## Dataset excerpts
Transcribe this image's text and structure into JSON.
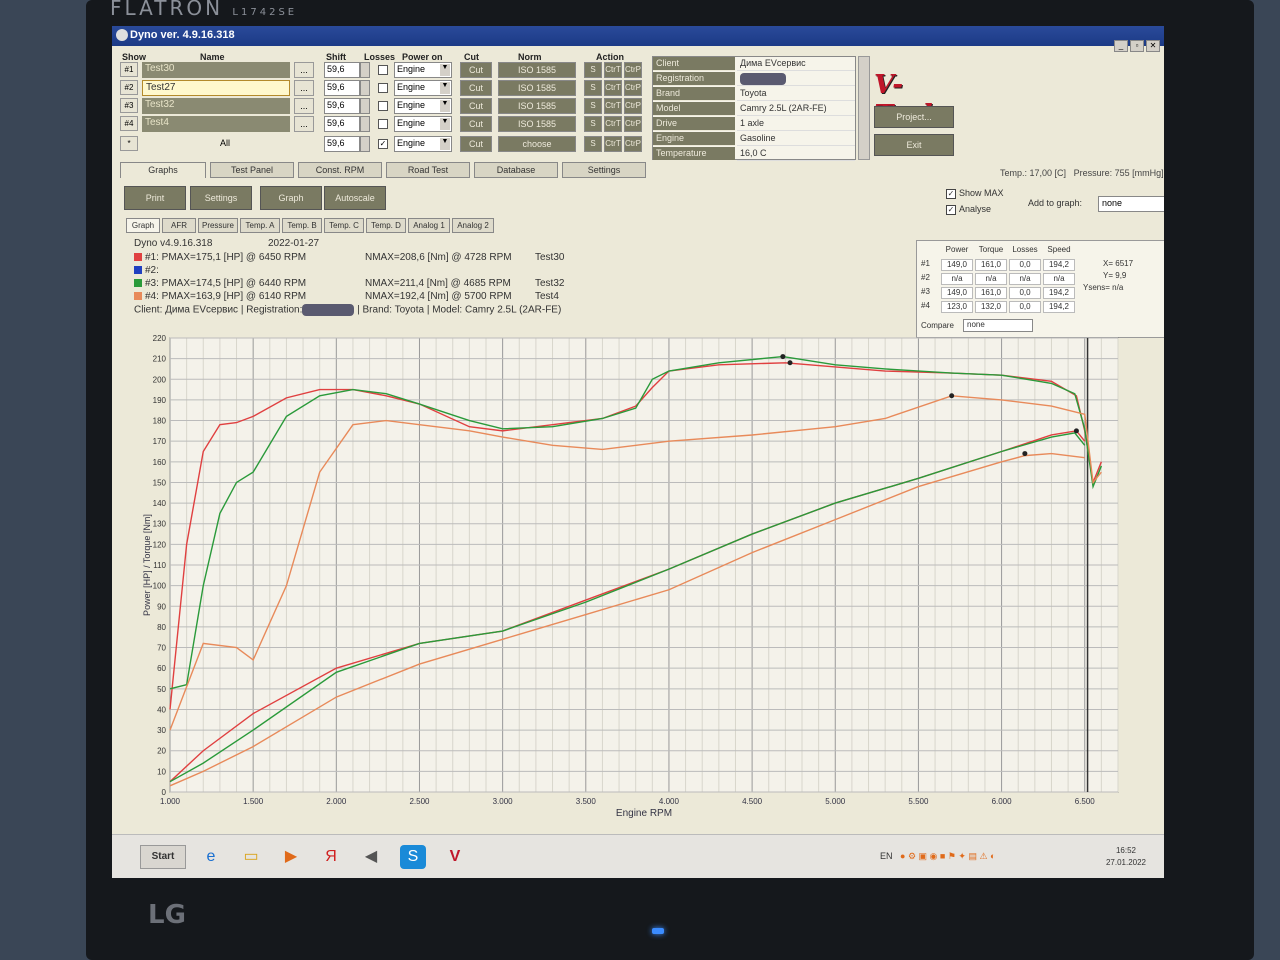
{
  "monitor": {
    "brand_top": "FLATRON",
    "model_top": "L1742SE",
    "brand_bottom": "LG"
  },
  "window": {
    "title": "Dyno ver. 4.9.16.318"
  },
  "grid_headers": {
    "show": "Show",
    "name": "Name",
    "shift": "Shift",
    "losses": "Losses",
    "power_on": "Power on",
    "cut": "Cut",
    "norm": "Norm",
    "action": "Action"
  },
  "tests": [
    {
      "num": "#1",
      "name": "Test30",
      "shift": "59,6",
      "losses": false,
      "power_on": "Engine",
      "cut": "Cut",
      "norm": "ISO 1585"
    },
    {
      "num": "#2",
      "name": "Test27",
      "shift": "59,6",
      "losses": false,
      "power_on": "Engine",
      "cut": "Cut",
      "norm": "ISO 1585"
    },
    {
      "num": "#3",
      "name": "Test32",
      "shift": "59,6",
      "losses": false,
      "power_on": "Engine",
      "cut": "Cut",
      "norm": "ISO 1585"
    },
    {
      "num": "#4",
      "name": "Test4",
      "shift": "59,6",
      "losses": false,
      "power_on": "Engine",
      "cut": "Cut",
      "norm": "ISO 1585"
    }
  ],
  "all_row": {
    "num": "*",
    "name": "All",
    "shift": "59,6",
    "power_on": "Engine",
    "cut": "Cut",
    "norm": "choose"
  },
  "action_labels": {
    "s": "S",
    "ctrl_t": "CtrT",
    "ctrl_p": "CtrP"
  },
  "client": [
    {
      "key": "Client",
      "value": "Дима EVсервис"
    },
    {
      "key": "Registration",
      "value": ""
    },
    {
      "key": "Brand",
      "value": "Toyota"
    },
    {
      "key": "Model",
      "value": "Camry 2.5L (2AR-FE)"
    },
    {
      "key": "Drive",
      "value": "1 axle"
    },
    {
      "key": "Engine",
      "value": "Gasoline"
    },
    {
      "key": "Temperature",
      "value": "16,0 C"
    }
  ],
  "side_buttons": {
    "logo": "V-Tech",
    "project": "Project...",
    "exit": "Exit"
  },
  "tabs": [
    "Graphs",
    "Test Panel",
    "Const. RPM",
    "Road Test",
    "Database",
    "Settings"
  ],
  "status": {
    "temp": "Temp.: 17,00 [C]",
    "pressure": "Pressure: 755 [mmHg]"
  },
  "toolbar": {
    "print": "Print",
    "settings": "Settings",
    "graph": "Graph",
    "autoscale": "Autoscale"
  },
  "options": {
    "show_max": "Show MAX",
    "analyse": "Analyse",
    "add_to_graph": "Add to graph:",
    "add_value": "none"
  },
  "subtabs": [
    "Graph",
    "AFR",
    "Pressure",
    "Temp. A",
    "Temp. B",
    "Temp. C",
    "Temp. D",
    "Analog 1",
    "Analog 2"
  ],
  "header": {
    "version": "Dyno v4.9.16.318",
    "date": "2022-01-27",
    "lines": [
      {
        "text": "#1: PMAX=175,1 [HP] @ 6450 RPM",
        "nmax": "NMAX=208,6 [Nm] @ 4728 RPM",
        "test": "Test30",
        "color": "#e04040"
      },
      {
        "text": "#2:",
        "nmax": "",
        "test": "",
        "color": "#2040c0"
      },
      {
        "text": "#3: PMAX=174,5 [HP] @ 6440 RPM",
        "nmax": "NMAX=211,4 [Nm] @ 4685 RPM",
        "test": "Test32",
        "color": "#2a9a3a"
      },
      {
        "text": "#4: PMAX=163,9 [HP] @ 6140 RPM",
        "nmax": "NMAX=192,4 [Nm] @ 5700 RPM",
        "test": "Test4",
        "color": "#e88a5a"
      }
    ],
    "client_line": "Client: Дима EVсервис | Registration:",
    "brand_line": "| Brand: Toyota | Model: Camry 2.5L (2AR-FE)"
  },
  "stats": {
    "headers": [
      "Power",
      "Torque",
      "Losses",
      "Speed"
    ],
    "rows": [
      {
        "num": "#1",
        "values": [
          "149,0",
          "161,0",
          "0,0",
          "194,2"
        ]
      },
      {
        "num": "#2",
        "values": [
          "n/a",
          "n/a",
          "n/a",
          "n/a"
        ]
      },
      {
        "num": "#3",
        "values": [
          "149,0",
          "161,0",
          "0,0",
          "194,2"
        ]
      },
      {
        "num": "#4",
        "values": [
          "123,0",
          "132,0",
          "0,0",
          "194,2"
        ]
      }
    ],
    "x_label": "X=",
    "x_value": "6517",
    "y_label": "Y=",
    "y_value": "9,9",
    "ysens_label": "Ysens=",
    "ysens_value": "n/a",
    "compare_label": "Compare",
    "compare_value": "none"
  },
  "chart_data": {
    "type": "line",
    "xlabel": "Engine RPM",
    "ylabel": "Power [HP] / Torque [Nm]",
    "xlim": [
      1000,
      6700
    ],
    "ylim": [
      0,
      220
    ],
    "x_ticks": [
      1000,
      1500,
      2000,
      2500,
      3000,
      3500,
      4000,
      4500,
      5000,
      5500,
      6000,
      6500
    ],
    "x_tick_labels": [
      "1.000",
      "1.500",
      "2.000",
      "2.500",
      "3.000",
      "3.500",
      "4.000",
      "4.500",
      "5.000",
      "5.500",
      "6.000",
      "6.500"
    ],
    "y_ticks": [
      0,
      10,
      20,
      30,
      40,
      50,
      60,
      70,
      80,
      90,
      100,
      110,
      120,
      130,
      140,
      150,
      160,
      170,
      180,
      190,
      200,
      210,
      220
    ],
    "grid": true,
    "series": [
      {
        "name": "Test30 Torque",
        "color": "#e04040",
        "x": [
          1000,
          1100,
          1200,
          1300,
          1400,
          1500,
          1700,
          1900,
          2100,
          2300,
          2500,
          2800,
          3000,
          3300,
          3600,
          3800,
          3900,
          4000,
          4300,
          4700,
          5000,
          5300,
          5700,
          6000,
          6300,
          6450,
          6500,
          6550,
          6600
        ],
        "y": [
          40,
          120,
          165,
          178,
          179,
          182,
          191,
          195,
          195,
          192,
          188,
          177,
          175,
          178,
          181,
          187,
          196,
          204,
          207,
          208,
          206,
          204,
          203,
          202,
          199,
          192,
          175,
          150,
          160
        ]
      },
      {
        "name": "Test30 Power",
        "color": "#e04040",
        "x": [
          1000,
          1200,
          1500,
          2000,
          2500,
          3000,
          3500,
          4000,
          4500,
          5000,
          5500,
          6000,
          6300,
          6450,
          6500
        ],
        "y": [
          5,
          20,
          38,
          60,
          72,
          78,
          93,
          108,
          125,
          140,
          152,
          165,
          173,
          175,
          170
        ]
      },
      {
        "name": "Test32 Torque",
        "color": "#2a9a3a",
        "x": [
          1000,
          1100,
          1200,
          1300,
          1400,
          1500,
          1700,
          1900,
          2100,
          2300,
          2500,
          2800,
          3000,
          3300,
          3600,
          3800,
          3900,
          4000,
          4300,
          4685,
          5000,
          5300,
          5700,
          6000,
          6300,
          6440,
          6500,
          6550,
          6600
        ],
        "y": [
          50,
          52,
          100,
          135,
          150,
          155,
          182,
          192,
          195,
          193,
          188,
          180,
          176,
          177,
          181,
          186,
          200,
          204,
          208,
          211,
          207,
          205,
          203,
          202,
          198,
          193,
          176,
          148,
          158
        ]
      },
      {
        "name": "Test32 Power",
        "color": "#2a9a3a",
        "x": [
          1000,
          1200,
          1500,
          2000,
          2500,
          3000,
          3500,
          4000,
          4500,
          5000,
          5500,
          6000,
          6300,
          6440,
          6500
        ],
        "y": [
          5,
          14,
          30,
          58,
          72,
          78,
          92,
          108,
          125,
          140,
          152,
          165,
          172,
          174,
          168
        ]
      },
      {
        "name": "Test4 Torque",
        "color": "#e88a5a",
        "x": [
          1000,
          1200,
          1400,
          1500,
          1700,
          1900,
          2100,
          2300,
          2500,
          2800,
          3000,
          3300,
          3600,
          4000,
          4500,
          5000,
          5300,
          5700,
          6000,
          6300,
          6500,
          6550,
          6600
        ],
        "y": [
          30,
          72,
          70,
          64,
          100,
          155,
          178,
          180,
          178,
          175,
          172,
          168,
          166,
          170,
          173,
          177,
          181,
          192,
          190,
          187,
          183,
          150,
          155
        ]
      },
      {
        "name": "Test4 Power",
        "color": "#e88a5a",
        "x": [
          1000,
          1200,
          1500,
          2000,
          2500,
          3000,
          3500,
          4000,
          4500,
          5000,
          5500,
          6000,
          6140,
          6300,
          6500
        ],
        "y": [
          3,
          10,
          22,
          46,
          62,
          74,
          86,
          98,
          116,
          132,
          148,
          160,
          163,
          164,
          162
        ]
      }
    ],
    "markers": [
      {
        "x": 4685,
        "y": 211,
        "color": "#222"
      },
      {
        "x": 4728,
        "y": 208,
        "color": "#222"
      },
      {
        "x": 5700,
        "y": 192,
        "color": "#222"
      },
      {
        "x": 6450,
        "y": 175,
        "color": "#222"
      },
      {
        "x": 6140,
        "y": 164,
        "color": "#222"
      }
    ],
    "cursor_x": 6517
  },
  "taskbar": {
    "start": "Start",
    "lang": "EN",
    "time": "16:52",
    "date": "27.01.2022"
  }
}
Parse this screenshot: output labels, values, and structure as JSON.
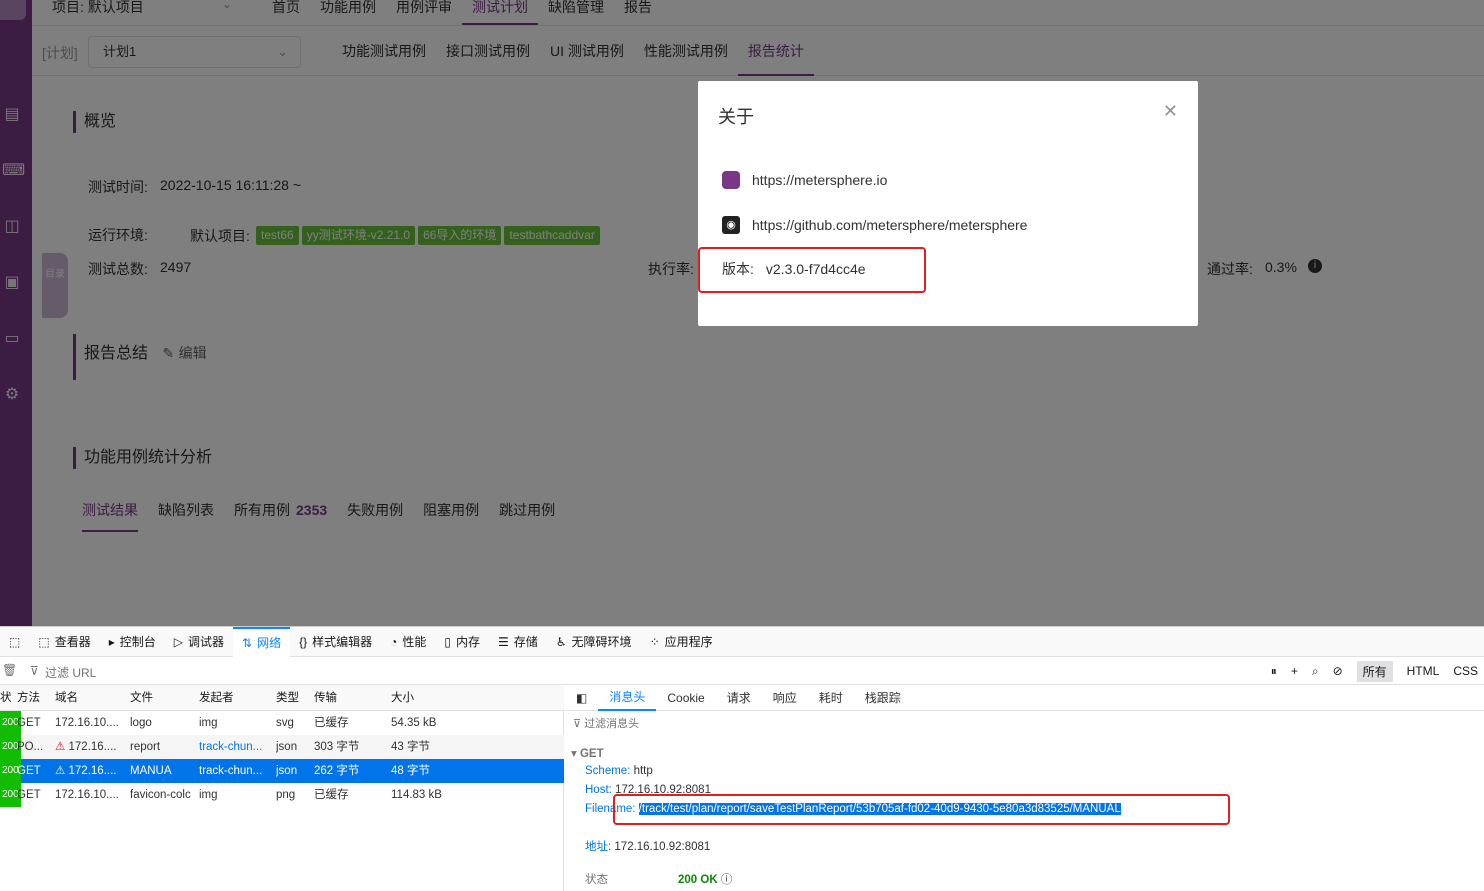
{
  "topbar": {
    "project": "项目: 默认项目",
    "nav": [
      "首页",
      "功能用例",
      "用例评审",
      "测试计划",
      "缺陷管理",
      "报告"
    ]
  },
  "subbar": {
    "plan_tag": "[计划]",
    "plan_value": "计划1",
    "tabs": [
      "功能测试用例",
      "接口测试用例",
      "UI 测试用例",
      "性能测试用例",
      "报告统计"
    ]
  },
  "overview": {
    "title": "概览",
    "test_time_label": "测试时间:",
    "test_time_value": "2022-10-15 16:11:28 ~",
    "env_label": "运行环境:",
    "env_project": "默认项目:",
    "env_tags": [
      "test66",
      "yy测试环境-v2.21.0",
      "66导入的环境",
      "testbathcaddvar"
    ],
    "total_label": "测试总数:",
    "total_value": "2497",
    "exec_label": "执行率:",
    "pass_label": "通过率:",
    "pass_value": "0.3%",
    "directory": "目录"
  },
  "summary": {
    "title": "报告总结",
    "edit": "编辑"
  },
  "analysis": {
    "title": "功能用例统计分析",
    "tabs": [
      "测试结果",
      "缺陷列表",
      "所有用例",
      "失败用例",
      "阻塞用例",
      "跳过用例"
    ],
    "all_count": "2353"
  },
  "dialog": {
    "title": "关于",
    "site": "https://metersphere.io",
    "github": "https://github.com/metersphere/metersphere",
    "version_label": "版本:",
    "version_value": "v2.3.0-f7d4cc4e"
  },
  "devtools": {
    "tabs": [
      "查看器",
      "控制台",
      "调试器",
      "网络",
      "样式编辑器",
      "性能",
      "内存",
      "存储",
      "无障碍环境",
      "应用程序"
    ],
    "filter_placeholder": "过滤 URL",
    "right": [
      "所有",
      "HTML",
      "CSS"
    ],
    "columns": [
      "状",
      "方法",
      "域名",
      "文件",
      "发起者",
      "类型",
      "传输",
      "大小"
    ],
    "rows": [
      {
        "status": "200",
        "method": "GET",
        "domain": "172.16.10....",
        "file": "logo",
        "initiator": "img",
        "type": "svg",
        "transfer": "已缓存",
        "size": "54.35 kB"
      },
      {
        "status": "200",
        "method": "PO...",
        "domain": "172.16....",
        "file": "report",
        "initiator": "track-chun...",
        "type": "json",
        "transfer": "303 字节",
        "size": "43 字节"
      },
      {
        "status": "200",
        "method": "GET",
        "domain": "172.16....",
        "file": "MANUA",
        "initiator": "track-chun...",
        "type": "json",
        "transfer": "262 字节",
        "size": "48 字节"
      },
      {
        "status": "200",
        "method": "GET",
        "domain": "172.16.10....",
        "file": "favicon-colc",
        "initiator": "img",
        "type": "png",
        "transfer": "已缓存",
        "size": "114.83 kB"
      }
    ],
    "detail_tabs": [
      "消息头",
      "Cookie",
      "请求",
      "响应",
      "耗时",
      "栈跟踪"
    ],
    "detail_filter": "过滤消息头",
    "get_label": "GET",
    "scheme_k": "Scheme:",
    "scheme_v": "http",
    "host_k": "Host:",
    "host_v": "172.16.10.92:8081",
    "filename_k": "Filename:",
    "filename_v": "/track/test/plan/report/saveTestPlanReport/53b705af-fd02-40d9-9430-5e80a3d83525/MANUAL",
    "addr_k": "地址:",
    "addr_v": "172.16.10.92:8081",
    "status_k": "状态",
    "status_v": "200 OK"
  }
}
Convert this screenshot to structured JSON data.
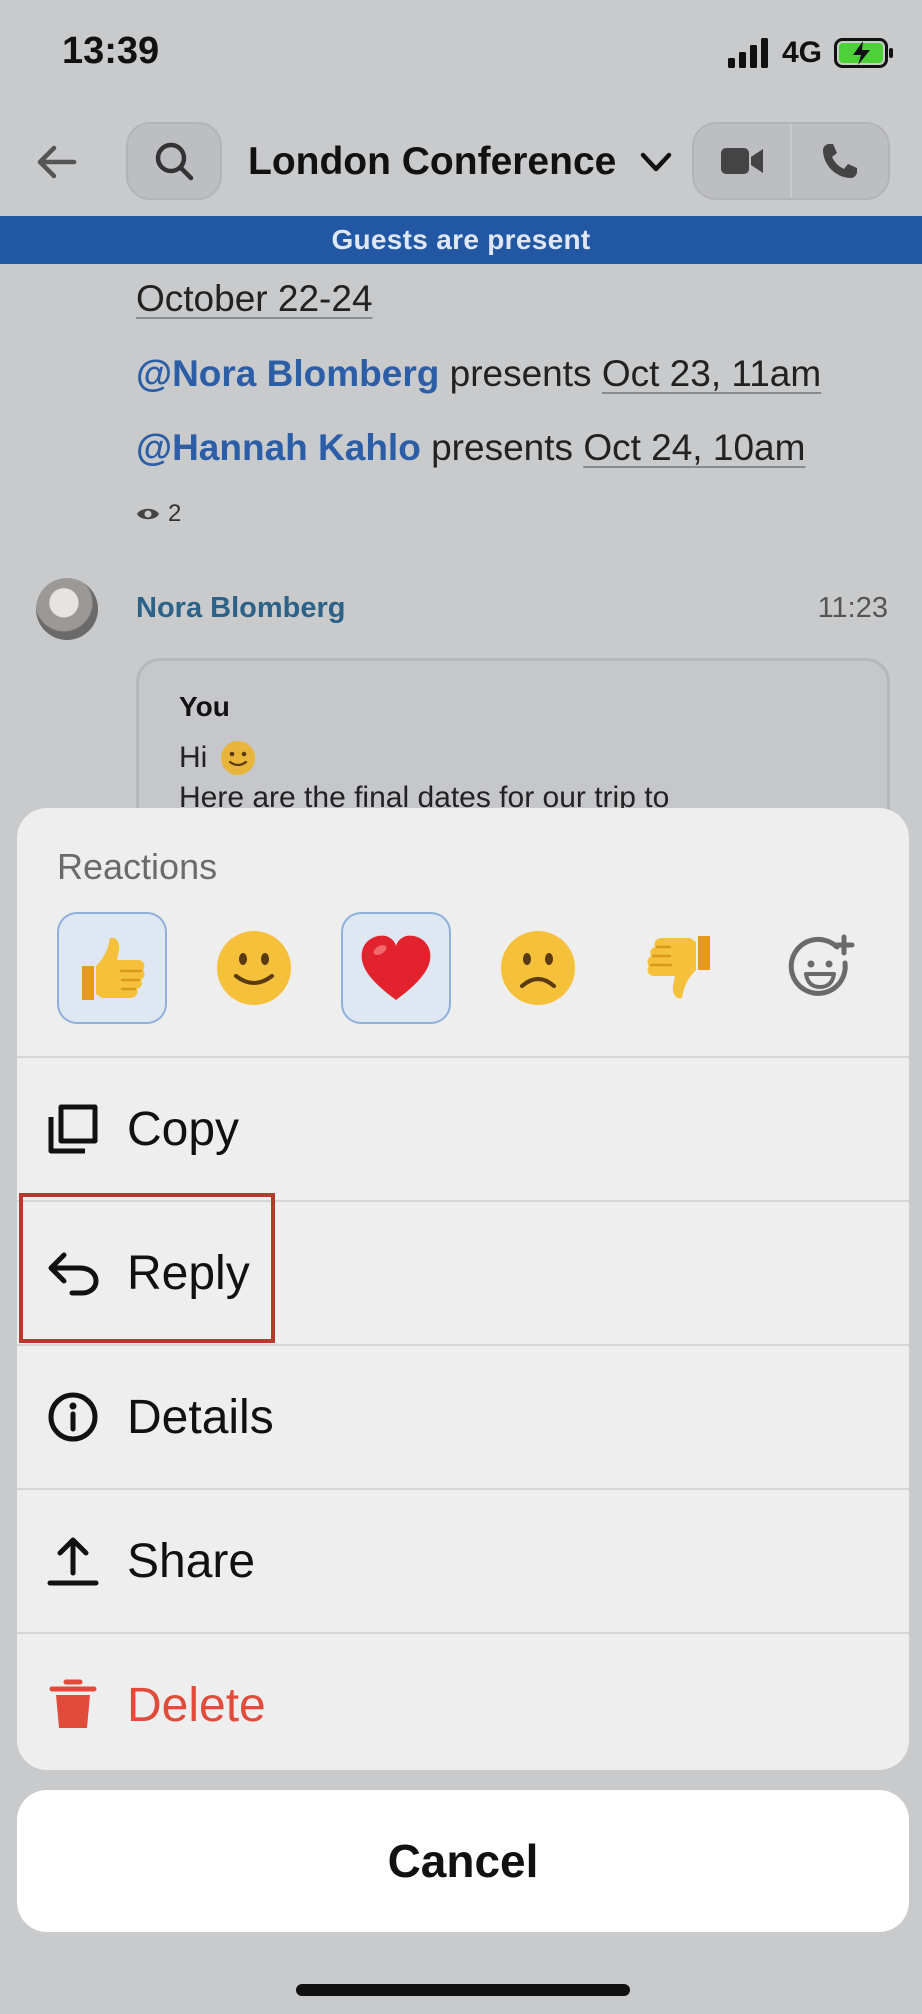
{
  "status_bar": {
    "time": "13:39",
    "network": "4G",
    "battery_color": "#4cd137"
  },
  "header": {
    "title": "London Conference"
  },
  "banner": {
    "text": "Guests are present",
    "color": "#2157a3"
  },
  "chat": {
    "line1": "October 22-24",
    "line2": {
      "mention": "@Nora Blomberg",
      "middle": " presents ",
      "date": "Oct 23, 11am"
    },
    "line3": {
      "mention": "@Hannah Kahlo",
      "middle": " presents ",
      "date": "Oct 24, 10am"
    },
    "seen_count": "2",
    "message": {
      "sender": "Nora Blomberg",
      "time": "11:23",
      "quote": {
        "author": "You",
        "greeting": "Hi",
        "text": "Here are the final dates for our trip to"
      }
    }
  },
  "sheet": {
    "reactions_label": "Reactions",
    "reactions": [
      {
        "emoji": "👍",
        "name": "thumbs-up",
        "selected": true
      },
      {
        "emoji": "🙂",
        "name": "smile",
        "selected": false
      },
      {
        "emoji": "❤️",
        "name": "heart",
        "selected": true
      },
      {
        "emoji": "☹️",
        "name": "frown",
        "selected": false
      },
      {
        "emoji": "👎",
        "name": "thumbs-down",
        "selected": false
      },
      {
        "emoji": "",
        "name": "add-reaction",
        "selected": false
      }
    ],
    "actions": {
      "copy": "Copy",
      "reply": "Reply",
      "details": "Details",
      "share": "Share",
      "delete": "Delete"
    },
    "danger_color": "#e14b3a",
    "highlight_color": "#b63a2b"
  },
  "cancel_label": "Cancel"
}
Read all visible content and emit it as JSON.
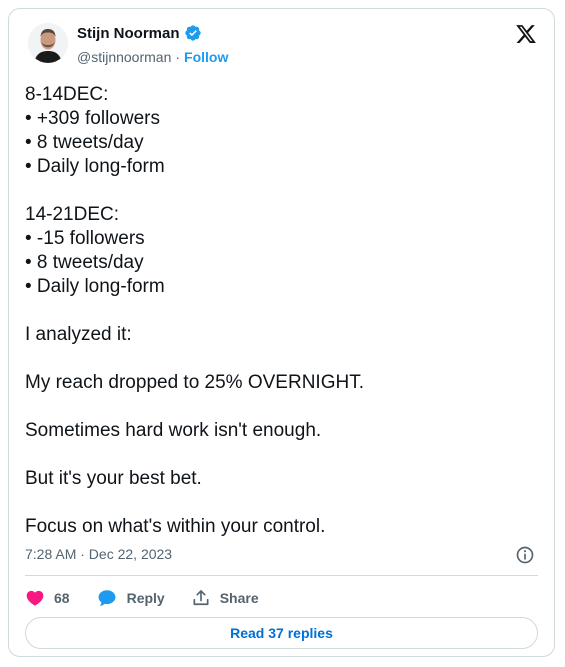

## What is needed
State the number of lines that contain the string "https", with no other words.

## The solution
2